• TASK TO COMPLETE: Look through the records below, and copy out every line that holds the string "looked".

Recorded data:

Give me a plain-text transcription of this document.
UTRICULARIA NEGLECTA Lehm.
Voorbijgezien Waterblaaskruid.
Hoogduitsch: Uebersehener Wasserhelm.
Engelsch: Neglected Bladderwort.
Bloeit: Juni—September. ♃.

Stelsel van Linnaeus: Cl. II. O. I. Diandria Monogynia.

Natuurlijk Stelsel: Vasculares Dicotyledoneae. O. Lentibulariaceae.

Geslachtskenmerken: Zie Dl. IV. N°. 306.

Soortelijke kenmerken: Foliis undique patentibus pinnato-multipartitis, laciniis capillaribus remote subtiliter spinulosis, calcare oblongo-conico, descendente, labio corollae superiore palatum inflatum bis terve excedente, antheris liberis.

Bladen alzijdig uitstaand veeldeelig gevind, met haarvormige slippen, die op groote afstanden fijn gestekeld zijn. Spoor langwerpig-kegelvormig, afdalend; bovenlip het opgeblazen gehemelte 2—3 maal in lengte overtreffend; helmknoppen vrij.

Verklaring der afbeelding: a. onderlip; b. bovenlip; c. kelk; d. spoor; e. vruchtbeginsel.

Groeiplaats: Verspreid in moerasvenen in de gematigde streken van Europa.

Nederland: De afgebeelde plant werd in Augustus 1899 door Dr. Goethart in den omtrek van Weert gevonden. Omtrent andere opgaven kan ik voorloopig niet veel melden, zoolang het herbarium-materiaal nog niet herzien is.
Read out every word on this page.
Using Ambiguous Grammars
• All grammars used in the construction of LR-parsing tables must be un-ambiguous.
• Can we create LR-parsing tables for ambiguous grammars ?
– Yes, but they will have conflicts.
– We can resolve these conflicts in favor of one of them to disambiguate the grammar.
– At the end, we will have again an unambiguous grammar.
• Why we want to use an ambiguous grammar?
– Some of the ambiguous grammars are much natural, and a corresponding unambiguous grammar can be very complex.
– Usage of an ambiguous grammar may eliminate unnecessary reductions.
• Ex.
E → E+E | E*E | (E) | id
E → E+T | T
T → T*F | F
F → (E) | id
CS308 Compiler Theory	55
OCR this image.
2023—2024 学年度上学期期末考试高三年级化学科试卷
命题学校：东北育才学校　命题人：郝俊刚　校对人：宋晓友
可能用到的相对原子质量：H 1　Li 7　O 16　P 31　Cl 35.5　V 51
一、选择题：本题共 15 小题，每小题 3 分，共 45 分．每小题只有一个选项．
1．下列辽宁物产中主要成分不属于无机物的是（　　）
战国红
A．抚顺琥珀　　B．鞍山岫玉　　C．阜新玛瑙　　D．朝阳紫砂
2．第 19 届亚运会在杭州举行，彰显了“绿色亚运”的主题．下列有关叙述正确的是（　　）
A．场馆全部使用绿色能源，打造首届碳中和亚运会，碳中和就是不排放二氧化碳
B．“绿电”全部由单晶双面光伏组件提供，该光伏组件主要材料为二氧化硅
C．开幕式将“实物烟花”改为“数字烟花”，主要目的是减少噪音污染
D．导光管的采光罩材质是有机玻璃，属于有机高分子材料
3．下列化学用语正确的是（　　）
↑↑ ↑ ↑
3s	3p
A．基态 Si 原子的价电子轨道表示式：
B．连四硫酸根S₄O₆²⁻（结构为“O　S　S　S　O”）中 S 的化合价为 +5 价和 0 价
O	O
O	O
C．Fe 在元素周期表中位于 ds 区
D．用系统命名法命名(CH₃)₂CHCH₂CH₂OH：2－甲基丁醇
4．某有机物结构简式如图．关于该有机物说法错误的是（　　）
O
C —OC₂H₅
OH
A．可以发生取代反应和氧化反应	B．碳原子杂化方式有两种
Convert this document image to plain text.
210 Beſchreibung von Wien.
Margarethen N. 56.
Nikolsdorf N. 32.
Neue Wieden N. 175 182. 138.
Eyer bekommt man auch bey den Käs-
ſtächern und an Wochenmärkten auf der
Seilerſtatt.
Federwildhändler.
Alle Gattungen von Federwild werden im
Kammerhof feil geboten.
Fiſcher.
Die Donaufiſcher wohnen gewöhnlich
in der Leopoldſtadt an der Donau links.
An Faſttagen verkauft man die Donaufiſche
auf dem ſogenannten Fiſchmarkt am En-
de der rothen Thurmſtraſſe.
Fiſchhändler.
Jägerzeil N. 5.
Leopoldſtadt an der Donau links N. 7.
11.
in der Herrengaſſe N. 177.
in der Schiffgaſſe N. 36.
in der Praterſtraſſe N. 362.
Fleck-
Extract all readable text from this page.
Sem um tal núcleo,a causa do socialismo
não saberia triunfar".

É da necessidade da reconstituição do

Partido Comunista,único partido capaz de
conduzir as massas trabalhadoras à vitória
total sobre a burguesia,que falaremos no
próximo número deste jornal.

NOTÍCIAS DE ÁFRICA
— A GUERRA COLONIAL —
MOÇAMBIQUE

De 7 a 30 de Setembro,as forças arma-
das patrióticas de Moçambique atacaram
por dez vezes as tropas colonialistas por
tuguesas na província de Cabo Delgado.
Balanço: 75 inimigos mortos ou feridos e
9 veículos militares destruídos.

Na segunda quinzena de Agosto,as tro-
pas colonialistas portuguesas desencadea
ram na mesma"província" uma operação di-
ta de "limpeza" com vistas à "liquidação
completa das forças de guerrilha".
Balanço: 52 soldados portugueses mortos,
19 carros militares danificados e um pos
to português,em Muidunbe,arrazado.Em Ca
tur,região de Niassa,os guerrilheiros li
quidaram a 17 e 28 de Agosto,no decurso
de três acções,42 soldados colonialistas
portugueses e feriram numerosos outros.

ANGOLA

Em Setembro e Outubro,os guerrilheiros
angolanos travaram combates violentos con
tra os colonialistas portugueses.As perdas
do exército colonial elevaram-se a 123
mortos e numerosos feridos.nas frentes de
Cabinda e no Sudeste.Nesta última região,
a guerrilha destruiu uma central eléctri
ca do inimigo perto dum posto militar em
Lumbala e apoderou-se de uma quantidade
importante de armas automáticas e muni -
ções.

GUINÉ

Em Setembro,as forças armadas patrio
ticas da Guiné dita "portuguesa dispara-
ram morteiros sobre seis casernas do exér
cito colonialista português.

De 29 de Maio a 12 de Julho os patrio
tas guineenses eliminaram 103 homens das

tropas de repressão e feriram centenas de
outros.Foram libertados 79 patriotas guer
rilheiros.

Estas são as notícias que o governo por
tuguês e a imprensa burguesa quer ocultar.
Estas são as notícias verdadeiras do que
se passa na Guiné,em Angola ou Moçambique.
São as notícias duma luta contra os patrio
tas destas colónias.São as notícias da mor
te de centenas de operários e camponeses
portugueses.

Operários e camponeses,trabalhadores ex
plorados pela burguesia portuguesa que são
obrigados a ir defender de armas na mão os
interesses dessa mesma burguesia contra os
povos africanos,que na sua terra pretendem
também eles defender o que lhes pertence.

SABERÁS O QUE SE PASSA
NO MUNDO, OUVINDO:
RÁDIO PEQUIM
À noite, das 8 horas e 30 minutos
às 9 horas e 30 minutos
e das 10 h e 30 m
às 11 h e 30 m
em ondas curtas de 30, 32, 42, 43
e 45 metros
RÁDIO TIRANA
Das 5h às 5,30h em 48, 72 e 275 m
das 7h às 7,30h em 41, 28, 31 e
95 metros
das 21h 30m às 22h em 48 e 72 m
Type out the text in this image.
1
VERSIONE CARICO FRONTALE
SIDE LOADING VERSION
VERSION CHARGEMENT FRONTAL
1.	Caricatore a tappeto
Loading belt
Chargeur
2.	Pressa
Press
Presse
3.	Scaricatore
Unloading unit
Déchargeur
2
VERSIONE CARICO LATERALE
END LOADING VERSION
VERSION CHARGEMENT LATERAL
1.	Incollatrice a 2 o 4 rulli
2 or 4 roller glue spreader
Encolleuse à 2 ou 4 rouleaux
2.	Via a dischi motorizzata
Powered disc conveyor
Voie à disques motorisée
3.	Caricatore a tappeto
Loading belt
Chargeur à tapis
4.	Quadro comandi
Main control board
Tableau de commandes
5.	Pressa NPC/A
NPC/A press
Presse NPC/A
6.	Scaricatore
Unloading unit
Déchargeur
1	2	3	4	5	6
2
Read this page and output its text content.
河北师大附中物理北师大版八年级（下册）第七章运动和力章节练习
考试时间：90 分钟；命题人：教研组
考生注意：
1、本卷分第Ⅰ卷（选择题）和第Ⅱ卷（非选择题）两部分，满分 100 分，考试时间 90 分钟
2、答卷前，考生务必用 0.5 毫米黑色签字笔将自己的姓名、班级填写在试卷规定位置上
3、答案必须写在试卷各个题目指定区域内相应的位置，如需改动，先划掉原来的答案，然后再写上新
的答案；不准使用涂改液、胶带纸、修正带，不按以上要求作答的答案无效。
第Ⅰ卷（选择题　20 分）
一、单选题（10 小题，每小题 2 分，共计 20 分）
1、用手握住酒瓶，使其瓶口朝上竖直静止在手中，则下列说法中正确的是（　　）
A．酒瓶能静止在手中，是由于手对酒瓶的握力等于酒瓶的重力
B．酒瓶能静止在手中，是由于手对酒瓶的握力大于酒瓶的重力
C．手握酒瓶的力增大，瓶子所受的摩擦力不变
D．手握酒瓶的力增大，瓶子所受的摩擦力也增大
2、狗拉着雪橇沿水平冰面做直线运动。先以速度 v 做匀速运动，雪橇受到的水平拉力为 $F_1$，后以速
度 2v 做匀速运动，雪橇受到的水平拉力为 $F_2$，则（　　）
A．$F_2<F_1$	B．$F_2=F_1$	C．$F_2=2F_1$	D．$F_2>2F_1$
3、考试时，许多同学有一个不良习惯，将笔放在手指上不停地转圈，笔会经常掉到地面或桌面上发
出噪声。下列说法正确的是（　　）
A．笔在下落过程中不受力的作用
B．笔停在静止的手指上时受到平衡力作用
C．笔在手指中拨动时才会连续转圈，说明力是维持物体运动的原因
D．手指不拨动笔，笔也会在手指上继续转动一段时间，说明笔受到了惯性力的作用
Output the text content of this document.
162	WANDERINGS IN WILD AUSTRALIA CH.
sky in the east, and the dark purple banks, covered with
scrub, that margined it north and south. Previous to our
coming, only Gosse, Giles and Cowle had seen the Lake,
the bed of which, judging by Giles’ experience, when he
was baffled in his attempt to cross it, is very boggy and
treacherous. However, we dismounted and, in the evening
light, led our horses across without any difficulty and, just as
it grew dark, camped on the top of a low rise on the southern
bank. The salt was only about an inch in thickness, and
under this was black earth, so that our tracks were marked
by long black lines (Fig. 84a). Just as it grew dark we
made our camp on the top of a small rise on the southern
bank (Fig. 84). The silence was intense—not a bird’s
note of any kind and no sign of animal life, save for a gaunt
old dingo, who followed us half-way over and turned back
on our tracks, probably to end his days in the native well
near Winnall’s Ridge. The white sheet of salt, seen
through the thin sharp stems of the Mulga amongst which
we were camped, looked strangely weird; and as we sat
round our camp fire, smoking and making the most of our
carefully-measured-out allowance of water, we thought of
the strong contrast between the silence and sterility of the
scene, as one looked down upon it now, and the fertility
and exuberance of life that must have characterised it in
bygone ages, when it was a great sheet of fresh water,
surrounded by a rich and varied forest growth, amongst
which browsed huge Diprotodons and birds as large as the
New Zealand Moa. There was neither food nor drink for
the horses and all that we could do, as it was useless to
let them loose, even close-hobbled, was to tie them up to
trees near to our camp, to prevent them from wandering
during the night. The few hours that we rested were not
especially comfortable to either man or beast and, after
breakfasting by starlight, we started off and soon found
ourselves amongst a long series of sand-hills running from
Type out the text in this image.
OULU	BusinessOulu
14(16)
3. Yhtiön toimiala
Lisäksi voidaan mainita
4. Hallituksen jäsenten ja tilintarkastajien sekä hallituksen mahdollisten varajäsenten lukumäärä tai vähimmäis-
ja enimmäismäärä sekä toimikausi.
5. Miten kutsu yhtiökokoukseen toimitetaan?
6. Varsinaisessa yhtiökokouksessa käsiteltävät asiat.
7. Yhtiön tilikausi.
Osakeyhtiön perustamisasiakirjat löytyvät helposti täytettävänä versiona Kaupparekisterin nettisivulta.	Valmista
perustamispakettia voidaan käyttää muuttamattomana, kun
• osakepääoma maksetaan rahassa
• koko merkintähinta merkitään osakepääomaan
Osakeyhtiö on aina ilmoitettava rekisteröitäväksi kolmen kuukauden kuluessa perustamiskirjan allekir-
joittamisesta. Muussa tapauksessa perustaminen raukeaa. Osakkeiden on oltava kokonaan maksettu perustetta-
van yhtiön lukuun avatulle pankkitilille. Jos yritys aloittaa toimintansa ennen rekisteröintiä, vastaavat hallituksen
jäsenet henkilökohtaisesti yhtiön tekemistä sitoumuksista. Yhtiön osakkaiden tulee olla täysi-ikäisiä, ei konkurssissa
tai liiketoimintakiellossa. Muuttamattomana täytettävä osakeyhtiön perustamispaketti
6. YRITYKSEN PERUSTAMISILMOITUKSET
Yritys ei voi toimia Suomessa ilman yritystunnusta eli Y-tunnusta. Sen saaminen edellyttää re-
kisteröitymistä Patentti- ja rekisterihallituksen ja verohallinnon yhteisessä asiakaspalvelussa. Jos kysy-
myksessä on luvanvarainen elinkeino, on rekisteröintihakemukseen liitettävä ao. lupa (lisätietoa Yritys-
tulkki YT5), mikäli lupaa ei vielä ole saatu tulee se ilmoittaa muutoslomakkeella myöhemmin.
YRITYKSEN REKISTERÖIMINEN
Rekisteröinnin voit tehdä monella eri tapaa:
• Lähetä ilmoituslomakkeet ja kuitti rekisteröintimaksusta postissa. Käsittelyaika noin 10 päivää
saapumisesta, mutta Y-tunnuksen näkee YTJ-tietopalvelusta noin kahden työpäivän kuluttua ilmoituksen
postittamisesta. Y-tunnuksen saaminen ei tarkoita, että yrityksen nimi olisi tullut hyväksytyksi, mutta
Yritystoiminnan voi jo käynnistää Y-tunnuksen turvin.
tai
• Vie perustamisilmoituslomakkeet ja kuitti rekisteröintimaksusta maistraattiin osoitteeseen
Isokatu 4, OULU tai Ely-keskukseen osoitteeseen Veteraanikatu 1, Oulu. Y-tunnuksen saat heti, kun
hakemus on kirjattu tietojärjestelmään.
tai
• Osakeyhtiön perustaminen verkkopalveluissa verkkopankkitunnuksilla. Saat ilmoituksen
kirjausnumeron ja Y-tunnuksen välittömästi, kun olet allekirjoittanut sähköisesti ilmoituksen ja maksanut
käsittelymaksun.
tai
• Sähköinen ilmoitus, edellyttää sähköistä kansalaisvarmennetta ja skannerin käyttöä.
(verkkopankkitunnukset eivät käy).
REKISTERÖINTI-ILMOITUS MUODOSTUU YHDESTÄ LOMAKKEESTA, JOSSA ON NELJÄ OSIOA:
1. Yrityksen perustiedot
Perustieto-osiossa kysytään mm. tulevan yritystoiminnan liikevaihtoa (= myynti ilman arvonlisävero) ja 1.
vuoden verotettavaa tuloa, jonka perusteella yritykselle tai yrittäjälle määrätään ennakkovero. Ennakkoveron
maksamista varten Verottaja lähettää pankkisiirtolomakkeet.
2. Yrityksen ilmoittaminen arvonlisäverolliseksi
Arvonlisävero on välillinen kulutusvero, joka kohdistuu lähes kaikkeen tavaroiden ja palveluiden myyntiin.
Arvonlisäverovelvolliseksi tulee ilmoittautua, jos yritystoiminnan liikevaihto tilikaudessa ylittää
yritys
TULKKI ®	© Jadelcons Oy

• RESPONSE FOR THIS EXERCISE:
we were camped, looked strangely weird; and as we sat
scene, as one looked down upon it now, and the fertility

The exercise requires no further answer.